* Data supplied:
================================
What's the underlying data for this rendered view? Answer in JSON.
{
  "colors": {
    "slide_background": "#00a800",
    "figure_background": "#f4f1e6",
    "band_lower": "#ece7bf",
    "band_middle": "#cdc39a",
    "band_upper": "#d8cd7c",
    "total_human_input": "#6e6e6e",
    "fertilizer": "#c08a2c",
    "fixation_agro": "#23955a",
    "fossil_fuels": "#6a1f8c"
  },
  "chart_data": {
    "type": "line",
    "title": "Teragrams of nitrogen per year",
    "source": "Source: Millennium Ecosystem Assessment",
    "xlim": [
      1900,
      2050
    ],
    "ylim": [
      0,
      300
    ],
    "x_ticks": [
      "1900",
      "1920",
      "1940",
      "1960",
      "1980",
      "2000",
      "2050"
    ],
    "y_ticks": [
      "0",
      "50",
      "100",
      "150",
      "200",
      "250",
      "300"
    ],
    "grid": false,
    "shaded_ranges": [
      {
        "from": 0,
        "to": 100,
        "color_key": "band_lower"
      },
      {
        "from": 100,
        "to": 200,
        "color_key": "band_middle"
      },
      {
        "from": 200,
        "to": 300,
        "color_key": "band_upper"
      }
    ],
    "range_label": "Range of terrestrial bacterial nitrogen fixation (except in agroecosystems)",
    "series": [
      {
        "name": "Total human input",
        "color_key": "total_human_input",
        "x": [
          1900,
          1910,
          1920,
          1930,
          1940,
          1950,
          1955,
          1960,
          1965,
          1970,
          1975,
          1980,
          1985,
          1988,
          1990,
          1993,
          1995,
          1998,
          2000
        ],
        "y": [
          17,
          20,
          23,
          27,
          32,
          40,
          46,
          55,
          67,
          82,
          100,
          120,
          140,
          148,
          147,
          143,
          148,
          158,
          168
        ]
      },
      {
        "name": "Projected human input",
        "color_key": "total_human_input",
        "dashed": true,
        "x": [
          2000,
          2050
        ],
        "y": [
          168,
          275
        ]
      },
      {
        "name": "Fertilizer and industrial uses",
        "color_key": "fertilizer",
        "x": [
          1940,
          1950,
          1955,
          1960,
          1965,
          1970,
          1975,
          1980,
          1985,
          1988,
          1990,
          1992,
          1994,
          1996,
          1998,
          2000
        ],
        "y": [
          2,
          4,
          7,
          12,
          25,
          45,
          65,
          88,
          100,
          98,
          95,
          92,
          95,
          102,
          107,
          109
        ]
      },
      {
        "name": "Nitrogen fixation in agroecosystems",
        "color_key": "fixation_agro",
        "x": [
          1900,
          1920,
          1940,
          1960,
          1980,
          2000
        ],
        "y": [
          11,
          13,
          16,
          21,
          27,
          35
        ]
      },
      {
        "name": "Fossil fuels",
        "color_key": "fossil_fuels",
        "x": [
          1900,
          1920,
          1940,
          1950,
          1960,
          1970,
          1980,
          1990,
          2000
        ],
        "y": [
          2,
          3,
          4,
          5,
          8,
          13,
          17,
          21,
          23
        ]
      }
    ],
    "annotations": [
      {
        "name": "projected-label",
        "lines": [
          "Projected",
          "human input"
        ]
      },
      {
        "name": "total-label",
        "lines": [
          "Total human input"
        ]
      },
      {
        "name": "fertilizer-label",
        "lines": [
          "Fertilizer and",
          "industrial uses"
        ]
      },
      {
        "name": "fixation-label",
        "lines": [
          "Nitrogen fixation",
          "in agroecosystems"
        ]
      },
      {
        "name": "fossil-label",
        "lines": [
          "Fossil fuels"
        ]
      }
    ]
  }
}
================================
Wherever the word "industrial" appears in the data, return the whole line.

* Reply to the exercise:
        "name": "Fertilizer and industrial uses",
          "industrial uses"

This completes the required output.